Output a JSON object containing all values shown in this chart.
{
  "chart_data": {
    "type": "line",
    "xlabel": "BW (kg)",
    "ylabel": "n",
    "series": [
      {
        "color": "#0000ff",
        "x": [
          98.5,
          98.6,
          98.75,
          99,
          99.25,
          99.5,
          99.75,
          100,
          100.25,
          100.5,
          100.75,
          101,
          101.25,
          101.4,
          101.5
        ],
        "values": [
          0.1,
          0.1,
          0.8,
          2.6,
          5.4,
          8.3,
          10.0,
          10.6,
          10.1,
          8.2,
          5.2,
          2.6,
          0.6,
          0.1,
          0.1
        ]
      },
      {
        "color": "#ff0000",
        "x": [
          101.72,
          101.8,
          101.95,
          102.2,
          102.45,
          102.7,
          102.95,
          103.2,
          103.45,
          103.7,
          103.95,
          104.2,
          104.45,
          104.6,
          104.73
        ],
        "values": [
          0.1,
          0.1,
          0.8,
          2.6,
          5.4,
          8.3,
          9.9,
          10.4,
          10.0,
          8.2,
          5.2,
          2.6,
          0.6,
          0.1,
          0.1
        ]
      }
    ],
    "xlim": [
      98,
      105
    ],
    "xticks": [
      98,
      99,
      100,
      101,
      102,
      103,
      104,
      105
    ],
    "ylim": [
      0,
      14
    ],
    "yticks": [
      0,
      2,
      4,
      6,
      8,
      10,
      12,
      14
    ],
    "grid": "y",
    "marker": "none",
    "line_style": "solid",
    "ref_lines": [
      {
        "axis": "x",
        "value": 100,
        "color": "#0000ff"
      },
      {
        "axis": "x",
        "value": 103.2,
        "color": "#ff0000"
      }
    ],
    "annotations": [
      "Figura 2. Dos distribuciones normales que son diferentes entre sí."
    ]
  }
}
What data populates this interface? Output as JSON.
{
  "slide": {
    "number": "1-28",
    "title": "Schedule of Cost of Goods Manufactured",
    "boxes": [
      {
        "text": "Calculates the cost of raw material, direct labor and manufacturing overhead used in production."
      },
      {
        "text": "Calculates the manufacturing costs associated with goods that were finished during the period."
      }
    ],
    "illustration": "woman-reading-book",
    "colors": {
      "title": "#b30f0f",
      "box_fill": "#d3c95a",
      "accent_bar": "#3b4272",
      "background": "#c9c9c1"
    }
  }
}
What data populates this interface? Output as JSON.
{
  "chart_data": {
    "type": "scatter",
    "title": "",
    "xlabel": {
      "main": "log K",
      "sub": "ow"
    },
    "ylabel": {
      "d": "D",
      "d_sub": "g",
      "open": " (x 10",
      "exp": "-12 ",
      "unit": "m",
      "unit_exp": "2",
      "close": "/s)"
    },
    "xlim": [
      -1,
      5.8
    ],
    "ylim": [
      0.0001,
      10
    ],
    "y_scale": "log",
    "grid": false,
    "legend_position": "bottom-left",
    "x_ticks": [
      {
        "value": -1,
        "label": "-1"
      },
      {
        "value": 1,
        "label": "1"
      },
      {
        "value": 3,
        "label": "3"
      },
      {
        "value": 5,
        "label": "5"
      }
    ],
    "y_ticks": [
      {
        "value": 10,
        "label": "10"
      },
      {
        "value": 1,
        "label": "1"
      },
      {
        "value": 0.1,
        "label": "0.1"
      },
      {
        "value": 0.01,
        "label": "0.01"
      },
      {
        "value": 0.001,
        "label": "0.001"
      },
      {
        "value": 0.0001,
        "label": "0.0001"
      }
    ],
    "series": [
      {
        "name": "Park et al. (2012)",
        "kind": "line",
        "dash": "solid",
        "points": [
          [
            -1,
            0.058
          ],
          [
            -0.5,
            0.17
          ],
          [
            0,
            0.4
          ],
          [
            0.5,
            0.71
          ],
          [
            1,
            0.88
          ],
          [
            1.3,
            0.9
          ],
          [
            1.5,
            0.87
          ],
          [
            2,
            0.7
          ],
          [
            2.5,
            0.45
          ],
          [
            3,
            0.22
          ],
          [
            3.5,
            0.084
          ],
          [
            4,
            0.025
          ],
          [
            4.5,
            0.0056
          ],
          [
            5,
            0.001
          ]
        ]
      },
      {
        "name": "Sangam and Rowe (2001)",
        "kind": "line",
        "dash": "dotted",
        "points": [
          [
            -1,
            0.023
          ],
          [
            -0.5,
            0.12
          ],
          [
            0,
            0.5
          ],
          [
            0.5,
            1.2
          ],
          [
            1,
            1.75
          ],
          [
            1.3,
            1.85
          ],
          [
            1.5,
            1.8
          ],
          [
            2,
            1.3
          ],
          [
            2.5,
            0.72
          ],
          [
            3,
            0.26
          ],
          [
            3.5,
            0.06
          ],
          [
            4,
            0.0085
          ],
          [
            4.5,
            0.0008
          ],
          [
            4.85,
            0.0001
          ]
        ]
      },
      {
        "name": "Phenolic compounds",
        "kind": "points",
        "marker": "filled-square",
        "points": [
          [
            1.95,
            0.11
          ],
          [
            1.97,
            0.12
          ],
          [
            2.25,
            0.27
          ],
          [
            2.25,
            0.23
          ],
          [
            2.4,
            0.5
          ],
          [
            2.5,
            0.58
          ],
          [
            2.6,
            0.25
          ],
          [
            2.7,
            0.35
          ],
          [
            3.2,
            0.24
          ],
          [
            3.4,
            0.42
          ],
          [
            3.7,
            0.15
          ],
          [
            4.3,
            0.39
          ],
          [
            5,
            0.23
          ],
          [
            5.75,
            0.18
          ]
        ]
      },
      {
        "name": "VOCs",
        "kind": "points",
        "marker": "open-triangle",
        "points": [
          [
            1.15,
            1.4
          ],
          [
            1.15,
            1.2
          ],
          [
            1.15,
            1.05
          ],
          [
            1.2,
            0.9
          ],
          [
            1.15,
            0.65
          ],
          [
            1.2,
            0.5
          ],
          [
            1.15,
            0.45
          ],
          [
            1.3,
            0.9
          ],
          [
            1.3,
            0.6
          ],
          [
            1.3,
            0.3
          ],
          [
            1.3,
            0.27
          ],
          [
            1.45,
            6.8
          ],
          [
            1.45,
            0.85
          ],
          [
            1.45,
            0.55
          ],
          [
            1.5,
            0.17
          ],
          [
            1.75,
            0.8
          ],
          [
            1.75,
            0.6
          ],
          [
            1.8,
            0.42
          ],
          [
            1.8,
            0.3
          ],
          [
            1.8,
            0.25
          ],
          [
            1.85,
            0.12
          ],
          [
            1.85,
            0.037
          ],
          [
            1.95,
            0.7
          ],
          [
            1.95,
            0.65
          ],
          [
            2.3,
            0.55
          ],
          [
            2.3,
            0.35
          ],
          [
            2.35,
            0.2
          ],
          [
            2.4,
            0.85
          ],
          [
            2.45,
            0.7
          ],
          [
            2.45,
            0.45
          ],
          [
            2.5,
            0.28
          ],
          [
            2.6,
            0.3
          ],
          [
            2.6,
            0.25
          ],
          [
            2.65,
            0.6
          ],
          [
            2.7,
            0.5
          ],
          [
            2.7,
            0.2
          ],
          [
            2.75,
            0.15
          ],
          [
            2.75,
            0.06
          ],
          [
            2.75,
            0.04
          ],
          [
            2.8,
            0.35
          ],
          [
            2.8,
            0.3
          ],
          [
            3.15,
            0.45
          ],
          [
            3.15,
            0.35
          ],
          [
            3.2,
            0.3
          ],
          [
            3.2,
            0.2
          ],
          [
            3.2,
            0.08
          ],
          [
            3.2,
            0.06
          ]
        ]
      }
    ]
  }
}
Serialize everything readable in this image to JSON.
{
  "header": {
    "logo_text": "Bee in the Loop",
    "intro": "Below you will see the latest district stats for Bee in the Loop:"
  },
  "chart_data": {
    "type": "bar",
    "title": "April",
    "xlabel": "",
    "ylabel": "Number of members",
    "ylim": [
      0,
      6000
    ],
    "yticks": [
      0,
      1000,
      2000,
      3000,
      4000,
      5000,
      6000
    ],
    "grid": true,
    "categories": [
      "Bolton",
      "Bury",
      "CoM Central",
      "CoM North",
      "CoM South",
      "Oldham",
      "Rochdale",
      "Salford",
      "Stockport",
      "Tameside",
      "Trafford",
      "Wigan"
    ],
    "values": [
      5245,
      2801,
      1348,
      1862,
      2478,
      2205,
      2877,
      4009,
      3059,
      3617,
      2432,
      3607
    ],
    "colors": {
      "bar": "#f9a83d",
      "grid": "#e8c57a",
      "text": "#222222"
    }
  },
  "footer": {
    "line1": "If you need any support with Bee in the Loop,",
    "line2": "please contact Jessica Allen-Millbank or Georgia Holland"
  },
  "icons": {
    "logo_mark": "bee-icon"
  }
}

#### [Exercise objective]
Collect every line above that contains the word "marker".

#### [Written solution]
    "marker": "none",
        "marker": "filled-square",
        "marker": "open-triangle",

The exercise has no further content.